● Work to do: In the entries below, find every line with "name" and copy it.

● Available data:
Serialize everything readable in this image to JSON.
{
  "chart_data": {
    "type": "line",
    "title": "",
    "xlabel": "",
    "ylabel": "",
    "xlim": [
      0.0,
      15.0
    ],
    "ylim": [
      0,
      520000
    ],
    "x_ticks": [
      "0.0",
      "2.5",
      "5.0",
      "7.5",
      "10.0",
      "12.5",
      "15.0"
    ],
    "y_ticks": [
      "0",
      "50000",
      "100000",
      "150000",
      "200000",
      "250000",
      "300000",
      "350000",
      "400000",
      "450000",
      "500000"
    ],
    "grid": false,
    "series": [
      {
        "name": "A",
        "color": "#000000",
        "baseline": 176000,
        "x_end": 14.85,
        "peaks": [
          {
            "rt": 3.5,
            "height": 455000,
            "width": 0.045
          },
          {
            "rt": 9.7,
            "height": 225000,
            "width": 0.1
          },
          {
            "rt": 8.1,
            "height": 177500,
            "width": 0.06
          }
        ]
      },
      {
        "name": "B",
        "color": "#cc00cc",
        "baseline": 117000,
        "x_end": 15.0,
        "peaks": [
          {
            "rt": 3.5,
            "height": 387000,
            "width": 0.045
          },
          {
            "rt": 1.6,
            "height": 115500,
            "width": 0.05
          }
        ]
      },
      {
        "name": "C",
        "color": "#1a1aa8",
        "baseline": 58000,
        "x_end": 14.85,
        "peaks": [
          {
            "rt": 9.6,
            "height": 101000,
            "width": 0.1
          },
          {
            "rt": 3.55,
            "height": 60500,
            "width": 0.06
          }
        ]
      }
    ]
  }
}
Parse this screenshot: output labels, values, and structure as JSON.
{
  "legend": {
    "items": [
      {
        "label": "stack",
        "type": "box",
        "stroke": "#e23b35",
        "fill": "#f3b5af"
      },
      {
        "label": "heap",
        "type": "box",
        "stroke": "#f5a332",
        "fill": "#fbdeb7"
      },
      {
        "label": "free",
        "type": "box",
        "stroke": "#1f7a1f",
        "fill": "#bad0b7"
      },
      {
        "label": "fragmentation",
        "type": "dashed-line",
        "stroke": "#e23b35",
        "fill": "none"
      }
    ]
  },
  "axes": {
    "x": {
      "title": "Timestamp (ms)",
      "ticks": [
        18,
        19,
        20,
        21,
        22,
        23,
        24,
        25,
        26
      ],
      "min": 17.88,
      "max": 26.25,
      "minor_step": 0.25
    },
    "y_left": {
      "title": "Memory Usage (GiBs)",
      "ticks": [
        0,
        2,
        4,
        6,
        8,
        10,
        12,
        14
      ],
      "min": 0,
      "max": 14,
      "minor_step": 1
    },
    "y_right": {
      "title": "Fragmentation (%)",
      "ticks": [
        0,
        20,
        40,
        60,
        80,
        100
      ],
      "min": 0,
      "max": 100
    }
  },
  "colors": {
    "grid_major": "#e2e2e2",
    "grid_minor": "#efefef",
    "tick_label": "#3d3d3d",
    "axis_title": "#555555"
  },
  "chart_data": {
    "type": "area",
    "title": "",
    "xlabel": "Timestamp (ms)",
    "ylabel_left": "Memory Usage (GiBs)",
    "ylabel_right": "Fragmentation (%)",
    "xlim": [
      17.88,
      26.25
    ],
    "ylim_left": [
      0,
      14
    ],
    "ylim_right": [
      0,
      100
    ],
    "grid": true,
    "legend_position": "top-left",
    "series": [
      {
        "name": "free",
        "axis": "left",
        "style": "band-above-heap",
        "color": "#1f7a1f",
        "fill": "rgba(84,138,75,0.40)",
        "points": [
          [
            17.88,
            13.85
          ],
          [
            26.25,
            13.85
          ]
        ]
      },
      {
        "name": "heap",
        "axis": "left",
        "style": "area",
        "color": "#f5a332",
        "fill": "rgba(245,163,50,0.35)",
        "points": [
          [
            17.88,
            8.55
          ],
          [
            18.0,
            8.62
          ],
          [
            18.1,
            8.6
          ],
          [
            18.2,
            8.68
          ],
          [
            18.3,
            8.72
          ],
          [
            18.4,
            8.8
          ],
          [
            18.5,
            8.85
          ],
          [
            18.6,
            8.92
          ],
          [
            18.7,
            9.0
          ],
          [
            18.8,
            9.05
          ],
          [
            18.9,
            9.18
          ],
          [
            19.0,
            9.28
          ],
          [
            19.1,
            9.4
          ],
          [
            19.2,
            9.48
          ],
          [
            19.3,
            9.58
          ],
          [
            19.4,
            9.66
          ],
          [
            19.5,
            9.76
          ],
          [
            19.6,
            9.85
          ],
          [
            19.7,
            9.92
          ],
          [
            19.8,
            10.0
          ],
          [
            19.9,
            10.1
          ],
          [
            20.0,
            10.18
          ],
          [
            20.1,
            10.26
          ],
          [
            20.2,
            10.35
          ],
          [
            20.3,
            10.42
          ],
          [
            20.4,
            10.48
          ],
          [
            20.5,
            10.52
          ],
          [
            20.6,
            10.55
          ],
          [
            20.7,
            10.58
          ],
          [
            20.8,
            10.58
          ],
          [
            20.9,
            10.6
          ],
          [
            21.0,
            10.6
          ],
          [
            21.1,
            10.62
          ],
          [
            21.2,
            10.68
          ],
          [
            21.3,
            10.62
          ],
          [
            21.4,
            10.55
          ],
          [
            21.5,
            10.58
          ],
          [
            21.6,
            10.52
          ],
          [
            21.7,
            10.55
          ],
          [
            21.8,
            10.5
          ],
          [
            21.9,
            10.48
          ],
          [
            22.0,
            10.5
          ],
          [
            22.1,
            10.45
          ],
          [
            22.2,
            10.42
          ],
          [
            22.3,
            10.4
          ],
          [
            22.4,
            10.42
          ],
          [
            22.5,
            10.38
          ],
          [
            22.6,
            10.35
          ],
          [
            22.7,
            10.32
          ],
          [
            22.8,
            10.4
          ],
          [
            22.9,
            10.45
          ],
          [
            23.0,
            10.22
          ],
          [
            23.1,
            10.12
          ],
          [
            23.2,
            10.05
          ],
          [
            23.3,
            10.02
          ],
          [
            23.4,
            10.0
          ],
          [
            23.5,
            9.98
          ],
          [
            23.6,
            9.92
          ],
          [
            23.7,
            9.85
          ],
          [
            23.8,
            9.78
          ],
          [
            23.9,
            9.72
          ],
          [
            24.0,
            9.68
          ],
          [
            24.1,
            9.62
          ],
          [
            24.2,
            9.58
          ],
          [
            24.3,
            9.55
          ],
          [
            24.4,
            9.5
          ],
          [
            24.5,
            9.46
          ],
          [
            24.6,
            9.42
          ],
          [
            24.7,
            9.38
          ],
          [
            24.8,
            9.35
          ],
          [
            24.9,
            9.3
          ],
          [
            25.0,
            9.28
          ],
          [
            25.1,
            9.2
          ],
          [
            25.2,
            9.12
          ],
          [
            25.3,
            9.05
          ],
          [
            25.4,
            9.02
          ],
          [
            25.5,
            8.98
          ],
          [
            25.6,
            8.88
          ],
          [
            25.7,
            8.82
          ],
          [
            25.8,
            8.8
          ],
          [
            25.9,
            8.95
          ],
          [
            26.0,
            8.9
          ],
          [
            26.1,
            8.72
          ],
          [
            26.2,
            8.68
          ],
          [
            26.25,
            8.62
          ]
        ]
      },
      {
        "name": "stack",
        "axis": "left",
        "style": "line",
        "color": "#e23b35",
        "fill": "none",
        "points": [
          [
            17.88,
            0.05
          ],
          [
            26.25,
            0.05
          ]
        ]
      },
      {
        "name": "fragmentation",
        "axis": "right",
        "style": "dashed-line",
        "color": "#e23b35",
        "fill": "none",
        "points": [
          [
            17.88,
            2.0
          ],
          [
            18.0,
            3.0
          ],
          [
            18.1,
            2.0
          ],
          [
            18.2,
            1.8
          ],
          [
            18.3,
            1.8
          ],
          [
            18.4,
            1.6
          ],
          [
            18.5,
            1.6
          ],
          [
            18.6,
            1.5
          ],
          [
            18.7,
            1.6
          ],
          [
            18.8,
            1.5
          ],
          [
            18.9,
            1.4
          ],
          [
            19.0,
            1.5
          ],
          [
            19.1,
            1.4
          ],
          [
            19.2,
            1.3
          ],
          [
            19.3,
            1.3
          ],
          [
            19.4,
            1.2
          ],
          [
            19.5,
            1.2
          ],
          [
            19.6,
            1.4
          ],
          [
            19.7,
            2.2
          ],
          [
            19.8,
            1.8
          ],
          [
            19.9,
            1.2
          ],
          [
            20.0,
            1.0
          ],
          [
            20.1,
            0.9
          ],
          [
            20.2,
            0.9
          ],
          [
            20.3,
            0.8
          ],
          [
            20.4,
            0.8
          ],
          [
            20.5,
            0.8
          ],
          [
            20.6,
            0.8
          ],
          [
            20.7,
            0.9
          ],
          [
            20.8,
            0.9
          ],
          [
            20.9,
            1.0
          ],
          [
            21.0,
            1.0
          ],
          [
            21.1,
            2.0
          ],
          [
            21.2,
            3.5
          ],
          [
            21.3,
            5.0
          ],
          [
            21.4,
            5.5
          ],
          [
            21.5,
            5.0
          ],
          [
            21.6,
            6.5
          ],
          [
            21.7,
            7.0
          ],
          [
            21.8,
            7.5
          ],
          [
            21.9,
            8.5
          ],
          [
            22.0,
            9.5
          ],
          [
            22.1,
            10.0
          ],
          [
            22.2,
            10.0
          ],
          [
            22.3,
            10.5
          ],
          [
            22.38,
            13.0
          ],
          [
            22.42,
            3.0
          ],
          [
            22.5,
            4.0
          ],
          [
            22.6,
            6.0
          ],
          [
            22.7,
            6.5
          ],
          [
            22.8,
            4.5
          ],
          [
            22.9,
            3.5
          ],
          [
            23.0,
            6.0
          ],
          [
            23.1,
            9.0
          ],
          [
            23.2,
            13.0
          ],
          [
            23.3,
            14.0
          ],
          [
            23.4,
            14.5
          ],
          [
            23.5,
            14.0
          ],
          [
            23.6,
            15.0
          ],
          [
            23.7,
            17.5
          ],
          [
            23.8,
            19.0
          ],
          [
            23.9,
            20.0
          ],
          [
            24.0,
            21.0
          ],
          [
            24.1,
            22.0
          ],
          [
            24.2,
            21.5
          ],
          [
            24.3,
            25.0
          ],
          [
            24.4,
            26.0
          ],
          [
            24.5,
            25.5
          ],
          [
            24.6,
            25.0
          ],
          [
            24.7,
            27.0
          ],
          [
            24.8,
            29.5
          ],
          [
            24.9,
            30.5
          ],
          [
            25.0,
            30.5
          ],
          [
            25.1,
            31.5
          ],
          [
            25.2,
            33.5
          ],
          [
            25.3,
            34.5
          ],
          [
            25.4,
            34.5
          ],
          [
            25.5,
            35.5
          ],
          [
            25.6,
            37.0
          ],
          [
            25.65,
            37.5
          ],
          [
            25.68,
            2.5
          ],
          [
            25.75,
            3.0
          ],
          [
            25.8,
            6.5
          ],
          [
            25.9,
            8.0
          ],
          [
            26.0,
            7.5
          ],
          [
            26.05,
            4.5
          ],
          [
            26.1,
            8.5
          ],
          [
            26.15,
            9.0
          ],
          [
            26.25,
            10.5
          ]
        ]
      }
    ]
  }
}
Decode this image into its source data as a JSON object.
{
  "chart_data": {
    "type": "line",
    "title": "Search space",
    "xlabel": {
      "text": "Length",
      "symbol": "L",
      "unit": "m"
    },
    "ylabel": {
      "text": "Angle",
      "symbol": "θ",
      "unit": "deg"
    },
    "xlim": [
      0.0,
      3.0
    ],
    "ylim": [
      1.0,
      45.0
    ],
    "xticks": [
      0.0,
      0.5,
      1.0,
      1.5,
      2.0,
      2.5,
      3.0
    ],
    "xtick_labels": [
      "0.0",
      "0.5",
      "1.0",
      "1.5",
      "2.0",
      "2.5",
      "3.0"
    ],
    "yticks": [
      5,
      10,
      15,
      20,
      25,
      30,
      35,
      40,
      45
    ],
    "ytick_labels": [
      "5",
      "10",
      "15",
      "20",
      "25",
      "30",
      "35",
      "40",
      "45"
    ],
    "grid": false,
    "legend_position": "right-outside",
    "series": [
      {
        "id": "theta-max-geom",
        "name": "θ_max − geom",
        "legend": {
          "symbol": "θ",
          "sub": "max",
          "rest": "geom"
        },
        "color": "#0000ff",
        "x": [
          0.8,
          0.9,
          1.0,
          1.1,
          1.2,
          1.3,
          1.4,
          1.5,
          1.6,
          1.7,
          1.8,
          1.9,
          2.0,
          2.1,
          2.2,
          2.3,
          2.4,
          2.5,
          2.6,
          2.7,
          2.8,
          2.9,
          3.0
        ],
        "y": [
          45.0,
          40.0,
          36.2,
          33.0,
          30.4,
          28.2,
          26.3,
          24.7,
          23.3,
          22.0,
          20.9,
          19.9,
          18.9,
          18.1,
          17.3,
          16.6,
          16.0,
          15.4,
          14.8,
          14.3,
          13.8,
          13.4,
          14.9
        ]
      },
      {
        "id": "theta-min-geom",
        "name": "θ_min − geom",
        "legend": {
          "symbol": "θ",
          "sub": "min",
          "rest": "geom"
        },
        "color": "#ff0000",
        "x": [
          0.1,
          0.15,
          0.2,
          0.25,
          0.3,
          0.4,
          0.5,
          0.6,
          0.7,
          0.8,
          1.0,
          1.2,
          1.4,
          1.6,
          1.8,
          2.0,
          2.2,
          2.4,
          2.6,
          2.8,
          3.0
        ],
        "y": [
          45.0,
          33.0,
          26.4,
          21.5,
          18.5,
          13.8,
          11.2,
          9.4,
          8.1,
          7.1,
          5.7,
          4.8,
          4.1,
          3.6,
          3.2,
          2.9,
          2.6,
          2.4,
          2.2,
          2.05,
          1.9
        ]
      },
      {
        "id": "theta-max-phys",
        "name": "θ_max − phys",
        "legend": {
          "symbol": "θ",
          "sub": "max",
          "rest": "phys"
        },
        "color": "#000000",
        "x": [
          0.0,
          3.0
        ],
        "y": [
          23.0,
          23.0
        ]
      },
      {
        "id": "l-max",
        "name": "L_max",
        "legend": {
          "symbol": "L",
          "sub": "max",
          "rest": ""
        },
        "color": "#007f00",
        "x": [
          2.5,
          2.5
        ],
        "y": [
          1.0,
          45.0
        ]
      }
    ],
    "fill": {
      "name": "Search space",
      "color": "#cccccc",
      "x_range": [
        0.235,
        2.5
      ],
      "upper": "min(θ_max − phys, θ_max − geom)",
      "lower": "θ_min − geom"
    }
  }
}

● Result of the task:
        "name": "A",
        "name": "B",
        "name": "C",
        "name": "free",
        "name": "heap",
        "name": "stack",
        "name": "fragmentation",
        "name": "θ_max − geom",
        "name": "θ_min − geom",
        "name": "θ_max − phys",
        "name": "L_max",
      "name": "Search space",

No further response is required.